Aim:
Make an exact copy of the entries, and keep any pictures out of it.

╭─ Material provided

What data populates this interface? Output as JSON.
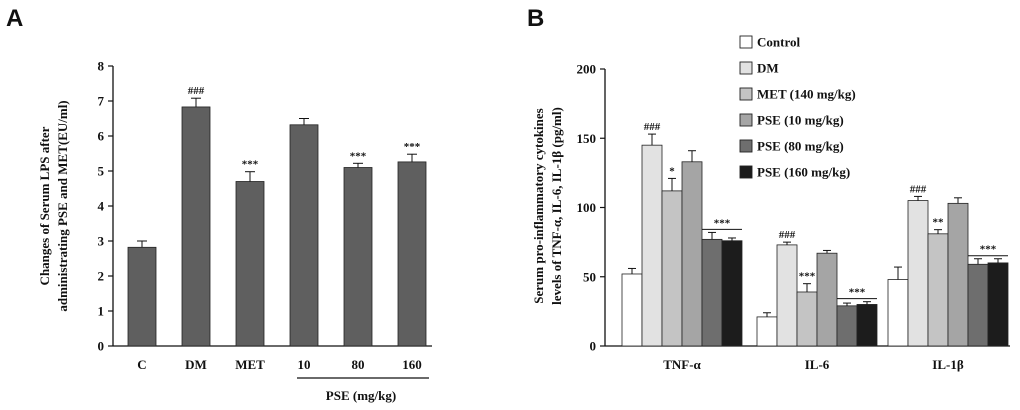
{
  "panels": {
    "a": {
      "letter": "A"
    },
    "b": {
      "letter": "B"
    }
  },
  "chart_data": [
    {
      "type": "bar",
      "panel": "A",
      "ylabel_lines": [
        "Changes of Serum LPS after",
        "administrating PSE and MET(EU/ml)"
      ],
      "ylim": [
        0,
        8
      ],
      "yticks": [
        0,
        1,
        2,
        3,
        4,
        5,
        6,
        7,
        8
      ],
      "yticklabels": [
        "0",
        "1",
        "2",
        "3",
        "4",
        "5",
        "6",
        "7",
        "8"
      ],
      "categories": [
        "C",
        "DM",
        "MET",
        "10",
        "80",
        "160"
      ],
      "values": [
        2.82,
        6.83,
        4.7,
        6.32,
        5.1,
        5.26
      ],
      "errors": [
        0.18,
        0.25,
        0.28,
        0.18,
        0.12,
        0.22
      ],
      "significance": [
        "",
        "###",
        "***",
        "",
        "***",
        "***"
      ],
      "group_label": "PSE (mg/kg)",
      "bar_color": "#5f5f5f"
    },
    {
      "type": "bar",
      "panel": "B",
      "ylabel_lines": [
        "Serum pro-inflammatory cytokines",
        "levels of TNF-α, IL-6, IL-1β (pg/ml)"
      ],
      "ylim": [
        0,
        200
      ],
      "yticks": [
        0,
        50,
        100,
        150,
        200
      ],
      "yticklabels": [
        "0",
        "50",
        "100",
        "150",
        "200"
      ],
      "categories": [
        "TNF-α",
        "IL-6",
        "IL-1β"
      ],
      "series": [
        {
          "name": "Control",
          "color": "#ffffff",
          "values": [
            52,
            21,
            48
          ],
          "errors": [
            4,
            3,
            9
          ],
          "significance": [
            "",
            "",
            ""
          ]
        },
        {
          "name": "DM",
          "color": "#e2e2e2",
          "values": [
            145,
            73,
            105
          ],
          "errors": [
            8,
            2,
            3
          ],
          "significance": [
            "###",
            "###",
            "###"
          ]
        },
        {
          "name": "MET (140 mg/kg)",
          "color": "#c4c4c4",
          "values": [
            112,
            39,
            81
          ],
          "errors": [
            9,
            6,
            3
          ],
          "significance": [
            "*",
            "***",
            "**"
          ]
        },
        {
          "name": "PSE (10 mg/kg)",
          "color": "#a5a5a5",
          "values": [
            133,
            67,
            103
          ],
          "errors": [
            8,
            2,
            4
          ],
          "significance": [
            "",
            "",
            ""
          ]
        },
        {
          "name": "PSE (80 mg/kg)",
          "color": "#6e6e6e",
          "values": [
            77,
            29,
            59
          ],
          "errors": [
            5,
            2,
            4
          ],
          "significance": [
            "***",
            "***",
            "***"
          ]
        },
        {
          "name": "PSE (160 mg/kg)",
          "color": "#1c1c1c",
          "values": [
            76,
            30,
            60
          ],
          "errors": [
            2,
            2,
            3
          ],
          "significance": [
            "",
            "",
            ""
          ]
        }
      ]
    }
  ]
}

╰─

Answer for the task:
What data populates this interface? Output as JSON.
{
  "panels": {
    "a": {
      "letter": "A"
    },
    "b": {
      "letter": "B"
    }
  },
  "chart_data": [
    {
      "type": "bar",
      "panel": "A",
      "ylabel_lines": [
        "Changes of Serum LPS after",
        "administrating PSE and MET(EU/ml)"
      ],
      "ylim": [
        0,
        8
      ],
      "yticks": [
        0,
        1,
        2,
        3,
        4,
        5,
        6,
        7,
        8
      ],
      "yticklabels": [
        "0",
        "1",
        "2",
        "3",
        "4",
        "5",
        "6",
        "7",
        "8"
      ],
      "categories": [
        "C",
        "DM",
        "MET",
        "10",
        "80",
        "160"
      ],
      "values": [
        2.82,
        6.83,
        4.7,
        6.32,
        5.1,
        5.26
      ],
      "errors": [
        0.18,
        0.25,
        0.28,
        0.18,
        0.12,
        0.22
      ],
      "significance": [
        "",
        "###",
        "***",
        "",
        "***",
        "***"
      ],
      "group_label": "PSE (mg/kg)",
      "bar_color": "#5f5f5f"
    },
    {
      "type": "bar",
      "panel": "B",
      "ylabel_lines": [
        "Serum pro-inflammatory cytokines",
        "levels of TNF-α, IL-6, IL-1β (pg/ml)"
      ],
      "ylim": [
        0,
        200
      ],
      "yticks": [
        0,
        50,
        100,
        150,
        200
      ],
      "yticklabels": [
        "0",
        "50",
        "100",
        "150",
        "200"
      ],
      "categories": [
        "TNF-α",
        "IL-6",
        "IL-1β"
      ],
      "series": [
        {
          "name": "Control",
          "color": "#ffffff",
          "values": [
            52,
            21,
            48
          ],
          "errors": [
            4,
            3,
            9
          ],
          "significance": [
            "",
            "",
            ""
          ]
        },
        {
          "name": "DM",
          "color": "#e2e2e2",
          "values": [
            145,
            73,
            105
          ],
          "errors": [
            8,
            2,
            3
          ],
          "significance": [
            "###",
            "###",
            "###"
          ]
        },
        {
          "name": "MET (140 mg/kg)",
          "color": "#c4c4c4",
          "values": [
            112,
            39,
            81
          ],
          "errors": [
            9,
            6,
            3
          ],
          "significance": [
            "*",
            "***",
            "**"
          ]
        },
        {
          "name": "PSE (10 mg/kg)",
          "color": "#a5a5a5",
          "values": [
            133,
            67,
            103
          ],
          "errors": [
            8,
            2,
            4
          ],
          "significance": [
            "",
            "",
            ""
          ]
        },
        {
          "name": "PSE (80 mg/kg)",
          "color": "#6e6e6e",
          "values": [
            77,
            29,
            59
          ],
          "errors": [
            5,
            2,
            4
          ],
          "significance": [
            "***",
            "***",
            "***"
          ]
        },
        {
          "name": "PSE (160 mg/kg)",
          "color": "#1c1c1c",
          "values": [
            76,
            30,
            60
          ],
          "errors": [
            2,
            2,
            3
          ],
          "significance": [
            "",
            "",
            ""
          ]
        }
      ]
    }
  ]
}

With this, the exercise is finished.